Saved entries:

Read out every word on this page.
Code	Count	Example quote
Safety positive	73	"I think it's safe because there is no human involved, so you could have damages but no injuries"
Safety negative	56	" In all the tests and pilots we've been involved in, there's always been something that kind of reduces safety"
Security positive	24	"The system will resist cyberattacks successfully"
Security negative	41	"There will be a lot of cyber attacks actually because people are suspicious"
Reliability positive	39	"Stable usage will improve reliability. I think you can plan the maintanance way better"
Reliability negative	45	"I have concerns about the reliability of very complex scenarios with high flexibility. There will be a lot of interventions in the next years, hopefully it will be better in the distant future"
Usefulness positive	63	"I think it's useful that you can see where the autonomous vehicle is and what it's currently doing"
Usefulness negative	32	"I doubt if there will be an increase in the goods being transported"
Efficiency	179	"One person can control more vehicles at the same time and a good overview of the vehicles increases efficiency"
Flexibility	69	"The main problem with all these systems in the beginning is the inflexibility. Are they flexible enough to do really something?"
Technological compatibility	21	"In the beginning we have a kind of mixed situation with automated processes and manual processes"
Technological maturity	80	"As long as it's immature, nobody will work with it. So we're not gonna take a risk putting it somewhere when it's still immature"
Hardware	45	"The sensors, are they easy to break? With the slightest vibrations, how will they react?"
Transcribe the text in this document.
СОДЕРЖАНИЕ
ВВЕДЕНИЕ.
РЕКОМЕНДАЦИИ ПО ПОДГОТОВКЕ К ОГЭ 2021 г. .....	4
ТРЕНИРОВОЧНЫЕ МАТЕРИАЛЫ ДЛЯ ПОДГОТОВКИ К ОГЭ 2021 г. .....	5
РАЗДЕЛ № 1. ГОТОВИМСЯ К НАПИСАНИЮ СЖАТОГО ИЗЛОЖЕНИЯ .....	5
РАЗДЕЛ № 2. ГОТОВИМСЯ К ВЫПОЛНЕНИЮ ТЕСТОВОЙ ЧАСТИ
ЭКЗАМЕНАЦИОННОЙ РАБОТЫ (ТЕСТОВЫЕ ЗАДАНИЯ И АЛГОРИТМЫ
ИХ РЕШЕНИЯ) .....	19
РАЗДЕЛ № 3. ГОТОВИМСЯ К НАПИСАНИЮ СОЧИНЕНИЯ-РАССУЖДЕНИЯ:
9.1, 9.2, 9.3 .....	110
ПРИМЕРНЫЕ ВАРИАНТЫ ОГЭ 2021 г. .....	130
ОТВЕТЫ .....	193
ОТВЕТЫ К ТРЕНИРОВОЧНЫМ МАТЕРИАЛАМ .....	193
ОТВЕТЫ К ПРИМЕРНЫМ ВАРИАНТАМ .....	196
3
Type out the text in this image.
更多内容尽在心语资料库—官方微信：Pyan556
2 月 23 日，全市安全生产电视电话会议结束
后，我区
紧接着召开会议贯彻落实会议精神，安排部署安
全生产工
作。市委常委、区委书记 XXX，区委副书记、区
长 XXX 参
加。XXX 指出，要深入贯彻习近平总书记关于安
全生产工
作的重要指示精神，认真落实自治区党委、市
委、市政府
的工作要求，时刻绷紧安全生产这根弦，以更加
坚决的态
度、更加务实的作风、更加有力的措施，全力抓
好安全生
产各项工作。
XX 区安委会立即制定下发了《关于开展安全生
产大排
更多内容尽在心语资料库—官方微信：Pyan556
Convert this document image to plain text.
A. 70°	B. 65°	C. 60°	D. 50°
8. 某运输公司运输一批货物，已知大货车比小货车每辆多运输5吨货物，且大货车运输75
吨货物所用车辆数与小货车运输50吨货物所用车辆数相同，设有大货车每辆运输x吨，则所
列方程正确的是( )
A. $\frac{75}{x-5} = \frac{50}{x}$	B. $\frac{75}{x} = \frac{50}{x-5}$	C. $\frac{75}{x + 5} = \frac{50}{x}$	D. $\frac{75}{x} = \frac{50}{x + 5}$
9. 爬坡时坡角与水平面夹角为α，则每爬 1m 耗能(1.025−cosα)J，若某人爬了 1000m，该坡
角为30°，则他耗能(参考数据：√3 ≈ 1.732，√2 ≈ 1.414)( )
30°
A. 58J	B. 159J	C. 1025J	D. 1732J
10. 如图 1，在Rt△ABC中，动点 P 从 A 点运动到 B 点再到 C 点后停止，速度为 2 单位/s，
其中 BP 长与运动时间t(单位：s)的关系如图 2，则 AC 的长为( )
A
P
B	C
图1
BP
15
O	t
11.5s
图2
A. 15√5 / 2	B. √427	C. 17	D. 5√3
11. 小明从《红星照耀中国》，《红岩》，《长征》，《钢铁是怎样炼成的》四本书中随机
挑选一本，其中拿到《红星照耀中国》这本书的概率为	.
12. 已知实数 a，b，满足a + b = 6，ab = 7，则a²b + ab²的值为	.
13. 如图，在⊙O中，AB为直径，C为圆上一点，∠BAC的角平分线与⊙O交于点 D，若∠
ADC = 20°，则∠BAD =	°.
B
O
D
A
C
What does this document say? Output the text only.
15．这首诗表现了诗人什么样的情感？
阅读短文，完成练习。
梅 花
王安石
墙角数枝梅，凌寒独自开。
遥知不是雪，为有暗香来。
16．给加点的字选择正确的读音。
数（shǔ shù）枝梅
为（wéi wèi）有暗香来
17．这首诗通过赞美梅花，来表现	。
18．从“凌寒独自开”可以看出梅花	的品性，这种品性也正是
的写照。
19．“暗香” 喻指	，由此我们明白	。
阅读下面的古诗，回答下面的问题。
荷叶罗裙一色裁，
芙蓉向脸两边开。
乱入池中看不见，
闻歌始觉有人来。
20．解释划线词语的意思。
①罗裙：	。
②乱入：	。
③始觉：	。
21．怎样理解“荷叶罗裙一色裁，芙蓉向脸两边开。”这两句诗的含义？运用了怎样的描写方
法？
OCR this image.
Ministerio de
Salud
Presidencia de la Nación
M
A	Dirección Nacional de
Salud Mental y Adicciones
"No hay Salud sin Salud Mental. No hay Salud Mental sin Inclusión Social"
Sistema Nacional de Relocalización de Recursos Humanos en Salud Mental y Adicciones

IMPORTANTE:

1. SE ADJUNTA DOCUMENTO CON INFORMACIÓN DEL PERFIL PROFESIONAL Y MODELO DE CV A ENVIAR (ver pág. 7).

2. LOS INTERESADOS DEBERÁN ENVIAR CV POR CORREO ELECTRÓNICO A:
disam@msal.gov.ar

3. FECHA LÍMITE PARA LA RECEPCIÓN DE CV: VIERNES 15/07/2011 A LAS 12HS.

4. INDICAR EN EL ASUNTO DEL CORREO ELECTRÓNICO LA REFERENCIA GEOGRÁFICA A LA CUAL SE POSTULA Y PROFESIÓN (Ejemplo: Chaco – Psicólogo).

* _Your objective_: Make an exact copy of the material above.

* _Exercise answer_:
Read out every word on this page.
Code	Count	Example quote
Safety positive	73	"I think it's safe because there is no human involved, so you could have damages but no injuries"
Safety negative	56	" In all the tests and pilots we've been involved in, there's always been something that kind of reduces safety"
Security positive	24	"The system will resist cyberattacks successfully"
Security negative	41	"There will be a lot of cyber attacks actually because people are suspicious"
Reliability positive	39	"Stable usage will improve reliability. I think you can plan the maintanance way better"
Reliability negative	45	"I have concerns about the reliability of very complex scenarios with high flexibility. There will be a lot of interventions in the next years, hopefully it will be better in the distant future"
Usefulness positive	63	"I think it's useful that you can see where the autonomous vehicle is and what it's currently doing"
Usefulness negative	32	"I doubt if there will be an increase in the goods being transported"
Efficiency	179	"One person can control more vehicles at the same time and a good overview of the vehicles increases efficiency"
Flexibility	69	"The main problem with all these systems in the beginning is the inflexibility. Are they flexible enough to do really something?"
Technological compatibility	21	"In the beginning we have a kind of mixed situation with automated processes and manual processes"
Technological maturity	80	"As long as it's immature, nobody will work with it. So we're not gonna take a risk putting it somewhere when it's still immature"
Hardware	45	"The sensors, are they easy to break? With the slightest vibrations, how will they react?"
Transcribe the text in this document.
СОДЕРЖАНИЕ
ВВЕДЕНИЕ.
РЕКОМЕНДАЦИИ ПО ПОДГОТОВКЕ К ОГЭ 2021 г. .....	4
ТРЕНИРОВОЧНЫЕ МАТЕРИАЛЫ ДЛЯ ПОДГОТОВКИ К ОГЭ 2021 г. .....	5
РАЗДЕЛ № 1. ГОТОВИМСЯ К НАПИСАНИЮ СЖАТОГО ИЗЛОЖЕНИЯ .....	5
РАЗДЕЛ № 2. ГОТОВИМСЯ К ВЫПОЛНЕНИЮ ТЕСТОВОЙ ЧАСТИ
ЭКЗАМЕНАЦИОННОЙ РАБОТЫ (ТЕСТОВЫЕ ЗАДАНИЯ И АЛГОРИТМЫ
ИХ РЕШЕНИЯ) .....	19
РАЗДЕЛ № 3. ГОТОВИМСЯ К НАПИСАНИЮ СОЧИНЕНИЯ-РАССУЖДЕНИЯ:
9.1, 9.2, 9.3 .....	110
ПРИМЕРНЫЕ ВАРИАНТЫ ОГЭ 2021 г. .....	130
ОТВЕТЫ .....	193
ОТВЕТЫ К ТРЕНИРОВОЧНЫМ МАТЕРИАЛАМ .....	193
ОТВЕТЫ К ПРИМЕРНЫМ ВАРИАНТАМ .....	196
3
Type out the text in this image.
更多内容尽在心语资料库—官方微信：Pyan556
2 月 23 日，全市安全生产电视电话会议结束
后，我区
紧接着召开会议贯彻落实会议精神，安排部署安
全生产工
作。市委常委、区委书记 XXX，区委副书记、区
长 XXX 参
加。XXX 指出，要深入贯彻习近平总书记关于安
全生产工
作的重要指示精神，认真落实自治区党委、市
委、市政府
的工作要求，时刻绷紧安全生产这根弦，以更加
坚决的态
度、更加务实的作风、更加有力的措施，全力抓
好安全生
产各项工作。
XX 区安委会立即制定下发了《关于开展安全生
产大排
更多内容尽在心语资料库—官方微信：Pyan556
Convert this document image to plain text.
A. 70°	B. 65°	C. 60°	D. 50°
8. 某运输公司运输一批货物，已知大货车比小货车每辆多运输5吨货物，且大货车运输75
吨货物所用车辆数与小货车运输50吨货物所用车辆数相同，设有大货车每辆运输x吨，则所
列方程正确的是( )
A. $\frac{75}{x-5} = \frac{50}{x}$	B. $\frac{75}{x} = \frac{50}{x-5}$	C. $\frac{75}{x + 5} = \frac{50}{x}$	D. $\frac{75}{x} = \frac{50}{x + 5}$
9. 爬坡时坡角与水平面夹角为α，则每爬 1m 耗能(1.025−cosα)J，若某人爬了 1000m，该坡
角为30°，则他耗能(参考数据：√3 ≈ 1.732，√2 ≈ 1.414)( )
30°
A. 58J	B. 159J	C. 1025J	D. 1732J
10. 如图 1，在Rt△ABC中，动点 P 从 A 点运动到 B 点再到 C 点后停止，速度为 2 单位/s，
其中 BP 长与运动时间t(单位：s)的关系如图 2，则 AC 的长为( )
A
P
B	C
图1
BP
15
O	t
11.5s
图2
A. 15√5 / 2	B. √427	C. 17	D. 5√3
11. 小明从《红星照耀中国》，《红岩》，《长征》，《钢铁是怎样炼成的》四本书中随机
挑选一本，其中拿到《红星照耀中国》这本书的概率为	.
12. 已知实数 a，b，满足a + b = 6，ab = 7，则a²b + ab²的值为	.
13. 如图，在⊙O中，AB为直径，C为圆上一点，∠BAC的角平分线与⊙O交于点 D，若∠
ADC = 20°，则∠BAD =	°.
B
O
D
A
C
What does this document say? Output the text only.
15．这首诗表现了诗人什么样的情感？
阅读短文，完成练习。
梅 花
王安石
墙角数枝梅，凌寒独自开。
遥知不是雪，为有暗香来。
16．给加点的字选择正确的读音。
数（shǔ shù）枝梅
为（wéi wèi）有暗香来
17．这首诗通过赞美梅花，来表现	。
18．从“凌寒独自开”可以看出梅花	的品性，这种品性也正是
的写照。
19．“暗香” 喻指	，由此我们明白	。
阅读下面的古诗，回答下面的问题。
荷叶罗裙一色裁，
芙蓉向脸两边开。
乱入池中看不见，
闻歌始觉有人来。
20．解释划线词语的意思。
①罗裙：	。
②乱入：	。
③始觉：	。
21．怎样理解“荷叶罗裙一色裁，芙蓉向脸两边开。”这两句诗的含义？运用了怎样的描写方
法？
OCR this image.
Ministerio de
Salud
Presidencia de la Nación
M
A	Dirección Nacional de
Salud Mental y Adicciones
"No hay Salud sin Salud Mental. No hay Salud Mental sin Inclusión Social"
Sistema Nacional de Relocalización de Recursos Humanos en Salud Mental y Adicciones

IMPORTANTE:

1. SE ADJUNTA DOCUMENTO CON INFORMACIÓN DEL PERFIL PROFESIONAL Y MODELO DE CV A ENVIAR (ver pág. 7).

2. LOS INTERESADOS DEBERÁN ENVIAR CV POR CORREO ELECTRÓNICO A:
disam@msal.gov.ar

3. FECHA LÍMITE PARA LA RECEPCIÓN DE CV: VIERNES 15/07/2011 A LAS 12HS.

4. INDICAR EN EL ASUNTO DEL CORREO ELECTRÓNICO LA REFERENCIA GEOGRÁFICA A LA CUAL SE POSTULA Y PROFESIÓN (Ejemplo: Chaco – Psicólogo).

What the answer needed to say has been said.